Exercise requirements:
Only a number is wanted: how many lines in the listing contain the word "harm"?

Data records:

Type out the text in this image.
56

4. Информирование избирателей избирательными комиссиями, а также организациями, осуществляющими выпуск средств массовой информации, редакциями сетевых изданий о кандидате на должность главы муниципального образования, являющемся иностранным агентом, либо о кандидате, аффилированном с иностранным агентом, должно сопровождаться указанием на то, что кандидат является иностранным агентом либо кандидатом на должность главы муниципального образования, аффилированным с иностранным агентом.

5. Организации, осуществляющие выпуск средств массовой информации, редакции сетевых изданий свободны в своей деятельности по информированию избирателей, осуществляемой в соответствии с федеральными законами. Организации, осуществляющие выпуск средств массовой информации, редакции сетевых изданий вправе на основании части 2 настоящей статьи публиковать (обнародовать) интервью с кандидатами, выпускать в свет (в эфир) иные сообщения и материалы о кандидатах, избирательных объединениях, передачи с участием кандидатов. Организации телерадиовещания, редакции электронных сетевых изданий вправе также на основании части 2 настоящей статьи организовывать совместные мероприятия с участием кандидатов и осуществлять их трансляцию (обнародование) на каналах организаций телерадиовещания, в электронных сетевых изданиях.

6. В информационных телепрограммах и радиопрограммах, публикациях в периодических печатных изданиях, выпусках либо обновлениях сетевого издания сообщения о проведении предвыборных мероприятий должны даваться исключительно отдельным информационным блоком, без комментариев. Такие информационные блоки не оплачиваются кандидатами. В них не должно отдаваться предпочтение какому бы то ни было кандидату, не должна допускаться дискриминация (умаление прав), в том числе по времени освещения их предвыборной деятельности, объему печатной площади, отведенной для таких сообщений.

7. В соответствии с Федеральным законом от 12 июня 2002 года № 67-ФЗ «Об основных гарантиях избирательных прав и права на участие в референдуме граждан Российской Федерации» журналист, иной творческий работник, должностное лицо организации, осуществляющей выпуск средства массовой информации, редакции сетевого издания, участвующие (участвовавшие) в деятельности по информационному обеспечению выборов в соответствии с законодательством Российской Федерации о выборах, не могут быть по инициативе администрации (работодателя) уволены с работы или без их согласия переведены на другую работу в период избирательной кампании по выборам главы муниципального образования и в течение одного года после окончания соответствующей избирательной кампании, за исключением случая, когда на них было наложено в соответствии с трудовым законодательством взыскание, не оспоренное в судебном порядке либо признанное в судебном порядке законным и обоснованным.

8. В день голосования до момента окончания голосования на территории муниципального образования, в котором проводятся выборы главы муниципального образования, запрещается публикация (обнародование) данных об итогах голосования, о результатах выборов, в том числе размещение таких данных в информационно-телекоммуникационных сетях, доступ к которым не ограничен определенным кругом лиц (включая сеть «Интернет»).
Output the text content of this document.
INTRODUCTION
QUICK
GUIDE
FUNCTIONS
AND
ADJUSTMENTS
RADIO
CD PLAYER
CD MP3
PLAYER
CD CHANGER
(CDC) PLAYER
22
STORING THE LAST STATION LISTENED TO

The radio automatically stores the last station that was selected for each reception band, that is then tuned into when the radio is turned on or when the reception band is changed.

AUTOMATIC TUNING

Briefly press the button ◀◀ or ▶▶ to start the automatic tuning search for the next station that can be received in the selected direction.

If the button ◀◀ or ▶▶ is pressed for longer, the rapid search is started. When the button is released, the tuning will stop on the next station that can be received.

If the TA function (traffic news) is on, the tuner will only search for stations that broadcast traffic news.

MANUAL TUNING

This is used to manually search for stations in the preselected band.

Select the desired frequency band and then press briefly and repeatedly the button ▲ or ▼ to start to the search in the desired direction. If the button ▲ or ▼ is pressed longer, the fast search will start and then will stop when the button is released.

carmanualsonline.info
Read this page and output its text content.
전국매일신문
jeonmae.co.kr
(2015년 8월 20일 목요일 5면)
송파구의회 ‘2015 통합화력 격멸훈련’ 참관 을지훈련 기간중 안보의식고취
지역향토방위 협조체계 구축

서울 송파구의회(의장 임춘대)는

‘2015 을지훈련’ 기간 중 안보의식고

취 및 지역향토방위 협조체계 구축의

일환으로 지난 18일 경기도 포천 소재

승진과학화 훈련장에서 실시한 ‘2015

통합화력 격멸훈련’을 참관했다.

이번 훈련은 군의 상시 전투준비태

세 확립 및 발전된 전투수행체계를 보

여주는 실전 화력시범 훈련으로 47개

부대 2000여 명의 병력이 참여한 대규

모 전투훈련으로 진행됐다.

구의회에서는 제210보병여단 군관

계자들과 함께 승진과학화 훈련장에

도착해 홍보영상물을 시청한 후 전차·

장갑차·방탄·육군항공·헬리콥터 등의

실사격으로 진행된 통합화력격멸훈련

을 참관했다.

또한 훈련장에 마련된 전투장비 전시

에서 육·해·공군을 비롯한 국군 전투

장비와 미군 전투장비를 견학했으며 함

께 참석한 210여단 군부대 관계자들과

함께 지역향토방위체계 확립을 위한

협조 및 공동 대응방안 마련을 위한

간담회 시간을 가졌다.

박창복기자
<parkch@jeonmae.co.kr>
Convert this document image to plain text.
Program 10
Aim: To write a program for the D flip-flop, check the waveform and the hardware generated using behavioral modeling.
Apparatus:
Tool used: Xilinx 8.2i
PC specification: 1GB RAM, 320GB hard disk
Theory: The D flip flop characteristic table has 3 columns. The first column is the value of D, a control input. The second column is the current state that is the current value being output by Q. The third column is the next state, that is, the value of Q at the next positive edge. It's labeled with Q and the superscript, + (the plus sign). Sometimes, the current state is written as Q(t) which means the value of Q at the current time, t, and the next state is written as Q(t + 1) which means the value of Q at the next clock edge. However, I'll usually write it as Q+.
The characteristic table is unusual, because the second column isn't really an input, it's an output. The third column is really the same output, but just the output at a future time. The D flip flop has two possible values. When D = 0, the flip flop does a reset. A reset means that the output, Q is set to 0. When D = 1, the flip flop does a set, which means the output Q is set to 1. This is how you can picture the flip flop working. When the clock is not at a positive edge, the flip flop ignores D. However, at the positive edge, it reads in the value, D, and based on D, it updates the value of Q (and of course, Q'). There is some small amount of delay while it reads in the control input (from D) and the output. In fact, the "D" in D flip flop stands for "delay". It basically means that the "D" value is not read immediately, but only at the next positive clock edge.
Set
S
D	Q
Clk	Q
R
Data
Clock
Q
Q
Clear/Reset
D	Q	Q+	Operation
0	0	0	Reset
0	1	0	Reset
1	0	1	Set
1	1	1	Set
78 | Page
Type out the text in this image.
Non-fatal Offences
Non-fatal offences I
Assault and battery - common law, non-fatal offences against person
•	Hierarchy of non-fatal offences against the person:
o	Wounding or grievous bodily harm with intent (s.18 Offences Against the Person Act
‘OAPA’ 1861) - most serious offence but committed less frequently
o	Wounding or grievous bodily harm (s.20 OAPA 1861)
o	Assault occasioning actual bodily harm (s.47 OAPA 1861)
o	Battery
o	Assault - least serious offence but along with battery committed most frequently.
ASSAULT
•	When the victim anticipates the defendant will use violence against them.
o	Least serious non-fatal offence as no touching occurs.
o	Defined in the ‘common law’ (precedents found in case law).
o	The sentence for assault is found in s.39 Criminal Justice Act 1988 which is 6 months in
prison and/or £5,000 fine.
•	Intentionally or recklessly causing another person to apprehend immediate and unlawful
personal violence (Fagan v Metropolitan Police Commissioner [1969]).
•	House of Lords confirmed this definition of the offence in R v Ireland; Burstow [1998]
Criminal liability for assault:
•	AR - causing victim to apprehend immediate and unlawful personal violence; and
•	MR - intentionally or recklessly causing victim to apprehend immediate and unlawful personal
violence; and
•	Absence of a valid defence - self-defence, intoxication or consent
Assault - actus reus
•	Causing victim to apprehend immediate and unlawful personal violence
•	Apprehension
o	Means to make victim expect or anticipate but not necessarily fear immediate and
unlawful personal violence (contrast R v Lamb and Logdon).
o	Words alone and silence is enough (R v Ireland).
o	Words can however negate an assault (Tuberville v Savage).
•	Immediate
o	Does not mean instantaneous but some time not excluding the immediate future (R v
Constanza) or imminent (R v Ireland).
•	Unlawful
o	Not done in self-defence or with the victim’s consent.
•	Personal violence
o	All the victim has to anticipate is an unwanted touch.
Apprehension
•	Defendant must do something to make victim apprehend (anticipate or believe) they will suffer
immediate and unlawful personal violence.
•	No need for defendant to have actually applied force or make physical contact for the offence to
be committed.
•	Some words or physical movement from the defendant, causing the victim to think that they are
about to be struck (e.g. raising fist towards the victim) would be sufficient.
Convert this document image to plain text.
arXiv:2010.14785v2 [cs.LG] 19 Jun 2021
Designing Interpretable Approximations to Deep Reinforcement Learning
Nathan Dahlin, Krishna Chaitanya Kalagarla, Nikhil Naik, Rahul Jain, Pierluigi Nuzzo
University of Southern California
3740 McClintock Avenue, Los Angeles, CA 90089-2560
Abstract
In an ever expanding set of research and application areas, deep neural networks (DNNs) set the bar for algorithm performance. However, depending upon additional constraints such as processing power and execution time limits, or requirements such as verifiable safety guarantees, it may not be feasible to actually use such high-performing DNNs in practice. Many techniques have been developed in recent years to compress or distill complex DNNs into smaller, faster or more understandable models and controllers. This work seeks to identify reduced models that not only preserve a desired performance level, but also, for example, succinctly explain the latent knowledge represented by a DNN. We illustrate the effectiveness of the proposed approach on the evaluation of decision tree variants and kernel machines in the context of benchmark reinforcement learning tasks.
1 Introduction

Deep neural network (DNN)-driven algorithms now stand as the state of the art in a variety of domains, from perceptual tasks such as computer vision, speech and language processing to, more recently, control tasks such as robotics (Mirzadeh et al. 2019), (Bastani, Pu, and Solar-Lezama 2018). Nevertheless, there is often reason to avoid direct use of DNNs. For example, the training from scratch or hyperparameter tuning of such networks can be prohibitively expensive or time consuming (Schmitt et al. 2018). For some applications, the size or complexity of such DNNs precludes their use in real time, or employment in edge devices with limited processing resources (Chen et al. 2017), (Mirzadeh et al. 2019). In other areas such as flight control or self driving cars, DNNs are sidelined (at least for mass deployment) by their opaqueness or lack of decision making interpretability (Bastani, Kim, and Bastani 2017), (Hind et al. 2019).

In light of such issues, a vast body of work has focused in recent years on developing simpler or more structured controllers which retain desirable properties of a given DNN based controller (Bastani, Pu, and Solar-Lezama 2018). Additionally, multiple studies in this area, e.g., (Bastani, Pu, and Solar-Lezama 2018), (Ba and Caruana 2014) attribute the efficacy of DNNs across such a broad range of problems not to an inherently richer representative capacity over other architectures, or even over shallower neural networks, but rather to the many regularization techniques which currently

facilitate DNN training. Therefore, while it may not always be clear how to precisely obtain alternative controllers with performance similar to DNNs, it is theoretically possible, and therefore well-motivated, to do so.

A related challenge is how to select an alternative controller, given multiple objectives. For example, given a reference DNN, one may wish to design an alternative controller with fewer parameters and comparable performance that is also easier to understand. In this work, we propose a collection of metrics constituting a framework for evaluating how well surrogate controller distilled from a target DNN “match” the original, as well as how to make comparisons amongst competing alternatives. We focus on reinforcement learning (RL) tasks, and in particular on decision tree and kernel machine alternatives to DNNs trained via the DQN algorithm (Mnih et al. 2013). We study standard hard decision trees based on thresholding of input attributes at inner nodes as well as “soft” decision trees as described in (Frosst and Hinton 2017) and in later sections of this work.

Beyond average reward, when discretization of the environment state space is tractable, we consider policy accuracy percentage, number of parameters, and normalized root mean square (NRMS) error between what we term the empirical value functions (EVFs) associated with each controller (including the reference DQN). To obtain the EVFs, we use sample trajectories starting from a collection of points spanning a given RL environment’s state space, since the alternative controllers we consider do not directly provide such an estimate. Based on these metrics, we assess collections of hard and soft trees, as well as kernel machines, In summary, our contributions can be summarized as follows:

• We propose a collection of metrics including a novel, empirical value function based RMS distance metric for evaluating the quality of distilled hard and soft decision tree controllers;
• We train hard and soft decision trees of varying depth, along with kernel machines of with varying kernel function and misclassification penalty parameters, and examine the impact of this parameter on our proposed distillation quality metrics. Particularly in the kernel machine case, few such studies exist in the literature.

Response to the task:
3